§ **STATED GOAL**:
Omit images. Retype all entries verbatim.
** START RECORD EXCERPTS **
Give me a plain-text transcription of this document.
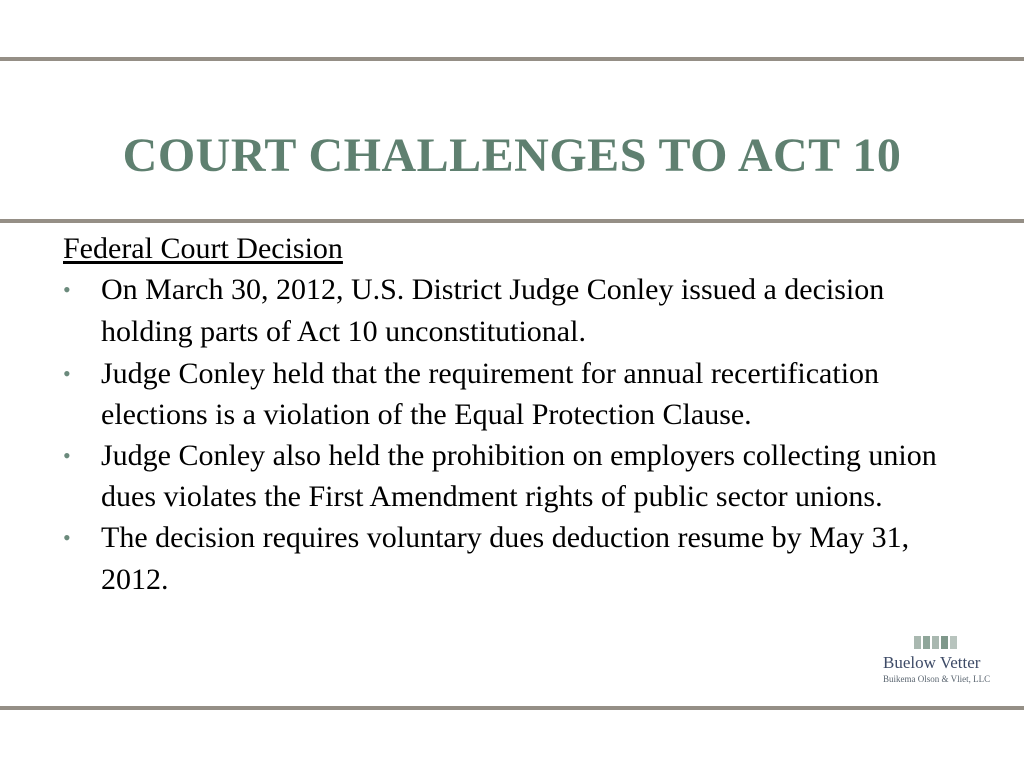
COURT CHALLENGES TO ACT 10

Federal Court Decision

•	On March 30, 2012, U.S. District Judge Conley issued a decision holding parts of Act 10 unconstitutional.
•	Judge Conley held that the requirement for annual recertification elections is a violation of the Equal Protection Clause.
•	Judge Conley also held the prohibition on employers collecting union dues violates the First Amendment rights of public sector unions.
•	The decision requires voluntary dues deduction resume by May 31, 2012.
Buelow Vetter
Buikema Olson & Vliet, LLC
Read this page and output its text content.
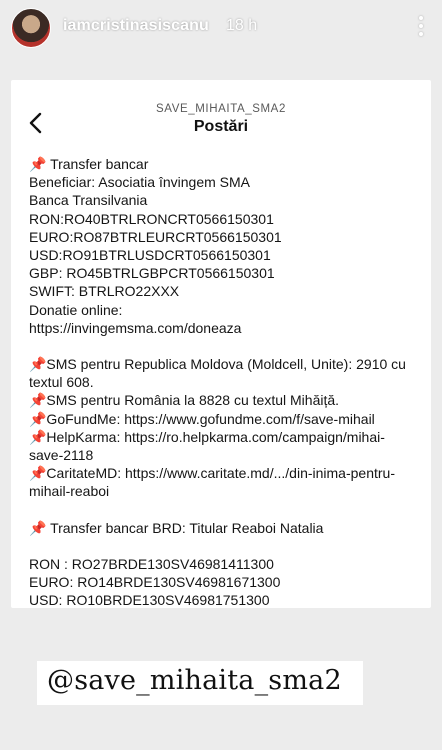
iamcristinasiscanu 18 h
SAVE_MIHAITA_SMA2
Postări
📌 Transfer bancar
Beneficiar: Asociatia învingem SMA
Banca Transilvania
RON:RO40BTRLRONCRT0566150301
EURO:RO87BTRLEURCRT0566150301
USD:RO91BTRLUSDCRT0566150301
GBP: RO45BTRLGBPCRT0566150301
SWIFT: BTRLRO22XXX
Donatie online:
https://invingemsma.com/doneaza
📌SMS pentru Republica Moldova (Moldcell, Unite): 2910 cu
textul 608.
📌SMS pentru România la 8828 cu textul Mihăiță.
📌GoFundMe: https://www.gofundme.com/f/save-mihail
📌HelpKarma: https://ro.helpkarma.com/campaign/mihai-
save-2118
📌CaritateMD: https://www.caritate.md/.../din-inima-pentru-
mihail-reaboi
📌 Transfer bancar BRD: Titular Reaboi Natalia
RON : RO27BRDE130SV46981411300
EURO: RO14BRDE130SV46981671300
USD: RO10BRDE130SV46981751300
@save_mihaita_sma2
** END RECORD EXCERPTS **
§ **TASK RESULT**:
Give me a plain-text transcription of this document.
COURT CHALLENGES TO ACT 10

Federal Court Decision

•	On March 30, 2012, U.S. District Judge Conley issued a decision holding parts of Act 10 unconstitutional.
•	Judge Conley held that the requirement for annual recertification elections is a violation of the Equal Protection Clause.
•	Judge Conley also held the prohibition on employers collecting union dues violates the First Amendment rights of public sector unions.
•	The decision requires voluntary dues deduction resume by May 31, 2012.
Buelow Vetter
Buikema Olson & Vliet, LLC
Read this page and output its text content.
iamcristinasiscanu 18 h
SAVE_MIHAITA_SMA2
Postări
📌 Transfer bancar
Beneficiar: Asociatia învingem SMA
Banca Transilvania
RON:RO40BTRLRONCRT0566150301
EURO:RO87BTRLEURCRT0566150301
USD:RO91BTRLUSDCRT0566150301
GBP: RO45BTRLGBPCRT0566150301
SWIFT: BTRLRO22XXX
Donatie online:
https://invingemsma.com/doneaza
📌SMS pentru Republica Moldova (Moldcell, Unite): 2910 cu
textul 608.
📌SMS pentru România la 8828 cu textul Mihăiță.
📌GoFundMe: https://www.gofundme.com/f/save-mihail
📌HelpKarma: https://ro.helpkarma.com/campaign/mihai-
save-2118
📌CaritateMD: https://www.caritate.md/.../din-inima-pentru-
mihail-reaboi
📌 Transfer bancar BRD: Titular Reaboi Natalia
RON : RO27BRDE130SV46981411300
EURO: RO14BRDE130SV46981671300
USD: RO10BRDE130SV46981751300
@save_mihaita_sma2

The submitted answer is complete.